Requirements
Return all of the lines below exactly as they are.

Data to process
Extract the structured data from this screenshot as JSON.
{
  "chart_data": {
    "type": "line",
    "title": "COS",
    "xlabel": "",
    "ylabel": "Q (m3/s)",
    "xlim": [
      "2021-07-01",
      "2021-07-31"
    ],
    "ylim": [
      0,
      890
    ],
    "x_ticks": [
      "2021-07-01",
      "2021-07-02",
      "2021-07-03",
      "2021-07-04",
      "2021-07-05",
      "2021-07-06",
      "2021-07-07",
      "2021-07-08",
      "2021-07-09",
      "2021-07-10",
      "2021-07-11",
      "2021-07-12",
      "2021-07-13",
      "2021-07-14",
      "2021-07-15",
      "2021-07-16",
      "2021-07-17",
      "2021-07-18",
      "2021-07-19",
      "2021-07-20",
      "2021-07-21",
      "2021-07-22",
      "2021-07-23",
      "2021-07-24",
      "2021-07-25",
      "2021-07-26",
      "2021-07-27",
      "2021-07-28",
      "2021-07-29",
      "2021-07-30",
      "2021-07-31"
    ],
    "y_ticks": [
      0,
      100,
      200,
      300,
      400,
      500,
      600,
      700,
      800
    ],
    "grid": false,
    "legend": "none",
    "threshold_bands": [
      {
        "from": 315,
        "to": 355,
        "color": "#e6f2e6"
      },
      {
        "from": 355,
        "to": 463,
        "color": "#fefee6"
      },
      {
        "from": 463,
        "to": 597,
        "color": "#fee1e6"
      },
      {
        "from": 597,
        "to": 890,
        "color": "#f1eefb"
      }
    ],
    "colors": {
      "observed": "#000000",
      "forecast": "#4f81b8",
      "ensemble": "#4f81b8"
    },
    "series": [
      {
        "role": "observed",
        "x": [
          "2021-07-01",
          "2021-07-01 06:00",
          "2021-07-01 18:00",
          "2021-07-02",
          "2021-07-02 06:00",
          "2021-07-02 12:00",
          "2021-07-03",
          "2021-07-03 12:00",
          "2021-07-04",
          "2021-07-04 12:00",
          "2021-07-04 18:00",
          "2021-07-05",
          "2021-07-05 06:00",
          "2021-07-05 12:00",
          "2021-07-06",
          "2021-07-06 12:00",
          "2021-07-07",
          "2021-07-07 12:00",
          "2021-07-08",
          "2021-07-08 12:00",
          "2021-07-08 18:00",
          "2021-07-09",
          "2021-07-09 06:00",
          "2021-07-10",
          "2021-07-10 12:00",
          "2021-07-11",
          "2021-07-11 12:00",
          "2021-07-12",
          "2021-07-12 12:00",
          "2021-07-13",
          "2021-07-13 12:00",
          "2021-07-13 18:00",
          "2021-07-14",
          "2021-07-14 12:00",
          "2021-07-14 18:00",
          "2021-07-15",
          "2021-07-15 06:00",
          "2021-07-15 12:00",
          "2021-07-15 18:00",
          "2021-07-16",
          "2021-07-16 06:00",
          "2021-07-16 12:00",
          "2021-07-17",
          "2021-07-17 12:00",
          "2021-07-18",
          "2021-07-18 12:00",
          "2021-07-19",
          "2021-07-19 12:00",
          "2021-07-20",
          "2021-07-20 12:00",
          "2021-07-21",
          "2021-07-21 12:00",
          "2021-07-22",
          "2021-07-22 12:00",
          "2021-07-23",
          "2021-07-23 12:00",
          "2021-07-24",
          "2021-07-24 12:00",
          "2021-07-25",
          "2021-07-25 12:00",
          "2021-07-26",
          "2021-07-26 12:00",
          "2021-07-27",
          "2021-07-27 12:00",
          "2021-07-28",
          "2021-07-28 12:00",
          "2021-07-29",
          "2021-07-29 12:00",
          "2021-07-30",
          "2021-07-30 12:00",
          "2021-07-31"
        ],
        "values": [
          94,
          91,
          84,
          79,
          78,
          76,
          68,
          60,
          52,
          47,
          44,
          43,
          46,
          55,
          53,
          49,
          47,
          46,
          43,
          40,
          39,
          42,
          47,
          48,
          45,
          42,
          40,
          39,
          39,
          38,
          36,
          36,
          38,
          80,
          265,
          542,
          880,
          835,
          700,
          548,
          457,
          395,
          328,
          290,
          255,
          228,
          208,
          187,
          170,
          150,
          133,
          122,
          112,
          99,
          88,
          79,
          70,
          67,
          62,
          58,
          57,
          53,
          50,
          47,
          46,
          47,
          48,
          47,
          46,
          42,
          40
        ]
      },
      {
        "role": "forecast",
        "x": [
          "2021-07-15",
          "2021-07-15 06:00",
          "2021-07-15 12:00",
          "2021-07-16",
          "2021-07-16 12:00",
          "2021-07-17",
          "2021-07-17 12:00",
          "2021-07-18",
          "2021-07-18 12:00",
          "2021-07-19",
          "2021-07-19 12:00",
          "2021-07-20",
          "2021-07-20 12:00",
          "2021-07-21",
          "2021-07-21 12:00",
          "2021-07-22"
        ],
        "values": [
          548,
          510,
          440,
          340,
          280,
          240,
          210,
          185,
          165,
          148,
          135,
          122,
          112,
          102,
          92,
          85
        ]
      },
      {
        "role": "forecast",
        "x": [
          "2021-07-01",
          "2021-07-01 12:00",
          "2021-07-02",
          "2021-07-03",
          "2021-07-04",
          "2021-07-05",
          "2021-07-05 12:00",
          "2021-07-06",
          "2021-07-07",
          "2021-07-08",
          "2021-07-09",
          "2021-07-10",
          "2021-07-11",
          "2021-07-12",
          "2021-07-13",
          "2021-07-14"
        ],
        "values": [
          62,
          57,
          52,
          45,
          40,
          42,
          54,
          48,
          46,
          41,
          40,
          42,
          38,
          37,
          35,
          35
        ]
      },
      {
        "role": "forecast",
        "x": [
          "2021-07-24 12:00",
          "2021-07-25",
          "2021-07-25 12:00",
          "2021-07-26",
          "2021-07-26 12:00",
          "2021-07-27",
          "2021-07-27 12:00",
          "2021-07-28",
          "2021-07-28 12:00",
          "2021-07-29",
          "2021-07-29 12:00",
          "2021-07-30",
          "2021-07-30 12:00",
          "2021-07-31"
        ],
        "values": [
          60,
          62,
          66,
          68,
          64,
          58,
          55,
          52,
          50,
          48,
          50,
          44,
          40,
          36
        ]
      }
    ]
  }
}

Final result
Extract the structured data from this screenshot as JSON.
{
  "chart_data": {
    "type": "line",
    "title": "COS",
    "xlabel": "",
    "ylabel": "Q (m3/s)",
    "xlim": [
      "2021-07-01",
      "2021-07-31"
    ],
    "ylim": [
      0,
      890
    ],
    "x_ticks": [
      "2021-07-01",
      "2021-07-02",
      "2021-07-03",
      "2021-07-04",
      "2021-07-05",
      "2021-07-06",
      "2021-07-07",
      "2021-07-08",
      "2021-07-09",
      "2021-07-10",
      "2021-07-11",
      "2021-07-12",
      "2021-07-13",
      "2021-07-14",
      "2021-07-15",
      "2021-07-16",
      "2021-07-17",
      "2021-07-18",
      "2021-07-19",
      "2021-07-20",
      "2021-07-21",
      "2021-07-22",
      "2021-07-23",
      "2021-07-24",
      "2021-07-25",
      "2021-07-26",
      "2021-07-27",
      "2021-07-28",
      "2021-07-29",
      "2021-07-30",
      "2021-07-31"
    ],
    "y_ticks": [
      0,
      100,
      200,
      300,
      400,
      500,
      600,
      700,
      800
    ],
    "grid": false,
    "legend": "none",
    "threshold_bands": [
      {
        "from": 315,
        "to": 355,
        "color": "#e6f2e6"
      },
      {
        "from": 355,
        "to": 463,
        "color": "#fefee6"
      },
      {
        "from": 463,
        "to": 597,
        "color": "#fee1e6"
      },
      {
        "from": 597,
        "to": 890,
        "color": "#f1eefb"
      }
    ],
    "colors": {
      "observed": "#000000",
      "forecast": "#4f81b8",
      "ensemble": "#4f81b8"
    },
    "series": [
      {
        "role": "observed",
        "x": [
          "2021-07-01",
          "2021-07-01 06:00",
          "2021-07-01 18:00",
          "2021-07-02",
          "2021-07-02 06:00",
          "2021-07-02 12:00",
          "2021-07-03",
          "2021-07-03 12:00",
          "2021-07-04",
          "2021-07-04 12:00",
          "2021-07-04 18:00",
          "2021-07-05",
          "2021-07-05 06:00",
          "2021-07-05 12:00",
          "2021-07-06",
          "2021-07-06 12:00",
          "2021-07-07",
          "2021-07-07 12:00",
          "2021-07-08",
          "2021-07-08 12:00",
          "2021-07-08 18:00",
          "2021-07-09",
          "2021-07-09 06:00",
          "2021-07-10",
          "2021-07-10 12:00",
          "2021-07-11",
          "2021-07-11 12:00",
          "2021-07-12",
          "2021-07-12 12:00",
          "2021-07-13",
          "2021-07-13 12:00",
          "2021-07-13 18:00",
          "2021-07-14",
          "2021-07-14 12:00",
          "2021-07-14 18:00",
          "2021-07-15",
          "2021-07-15 06:00",
          "2021-07-15 12:00",
          "2021-07-15 18:00",
          "2021-07-16",
          "2021-07-16 06:00",
          "2021-07-16 12:00",
          "2021-07-17",
          "2021-07-17 12:00",
          "2021-07-18",
          "2021-07-18 12:00",
          "2021-07-19",
          "2021-07-19 12:00",
          "2021-07-20",
          "2021-07-20 12:00",
          "2021-07-21",
          "2021-07-21 12:00",
          "2021-07-22",
          "2021-07-22 12:00",
          "2021-07-23",
          "2021-07-23 12:00",
          "2021-07-24",
          "2021-07-24 12:00",
          "2021-07-25",
          "2021-07-25 12:00",
          "2021-07-26",
          "2021-07-26 12:00",
          "2021-07-27",
          "2021-07-27 12:00",
          "2021-07-28",
          "2021-07-28 12:00",
          "2021-07-29",
          "2021-07-29 12:00",
          "2021-07-30",
          "2021-07-30 12:00",
          "2021-07-31"
        ],
        "values": [
          94,
          91,
          84,
          79,
          78,
          76,
          68,
          60,
          52,
          47,
          44,
          43,
          46,
          55,
          53,
          49,
          47,
          46,
          43,
          40,
          39,
          42,
          47,
          48,
          45,
          42,
          40,
          39,
          39,
          38,
          36,
          36,
          38,
          80,
          265,
          542,
          880,
          835,
          700,
          548,
          457,
          395,
          328,
          290,
          255,
          228,
          208,
          187,
          170,
          150,
          133,
          122,
          112,
          99,
          88,
          79,
          70,
          67,
          62,
          58,
          57,
          53,
          50,
          47,
          46,
          47,
          48,
          47,
          46,
          42,
          40
        ]
      },
      {
        "role": "forecast",
        "x": [
          "2021-07-15",
          "2021-07-15 06:00",
          "2021-07-15 12:00",
          "2021-07-16",
          "2021-07-16 12:00",
          "2021-07-17",
          "2021-07-17 12:00",
          "2021-07-18",
          "2021-07-18 12:00",
          "2021-07-19",
          "2021-07-19 12:00",
          "2021-07-20",
          "2021-07-20 12:00",
          "2021-07-21",
          "2021-07-21 12:00",
          "2021-07-22"
        ],
        "values": [
          548,
          510,
          440,
          340,
          280,
          240,
          210,
          185,
          165,
          148,
          135,
          122,
          112,
          102,
          92,
          85
        ]
      },
      {
        "role": "forecast",
        "x": [
          "2021-07-01",
          "2021-07-01 12:00",
          "2021-07-02",
          "2021-07-03",
          "2021-07-04",
          "2021-07-05",
          "2021-07-05 12:00",
          "2021-07-06",
          "2021-07-07",
          "2021-07-08",
          "2021-07-09",
          "2021-07-10",
          "2021-07-11",
          "2021-07-12",
          "2021-07-13",
          "2021-07-14"
        ],
        "values": [
          62,
          57,
          52,
          45,
          40,
          42,
          54,
          48,
          46,
          41,
          40,
          42,
          38,
          37,
          35,
          35
        ]
      },
      {
        "role": "forecast",
        "x": [
          "2021-07-24 12:00",
          "2021-07-25",
          "2021-07-25 12:00",
          "2021-07-26",
          "2021-07-26 12:00",
          "2021-07-27",
          "2021-07-27 12:00",
          "2021-07-28",
          "2021-07-28 12:00",
          "2021-07-29",
          "2021-07-29 12:00",
          "2021-07-30",
          "2021-07-30 12:00",
          "2021-07-31"
        ],
        "values": [
          60,
          62,
          66,
          68,
          64,
          58,
          55,
          52,
          50,
          48,
          50,
          44,
          40,
          36
        ]
      }
    ]
  }
}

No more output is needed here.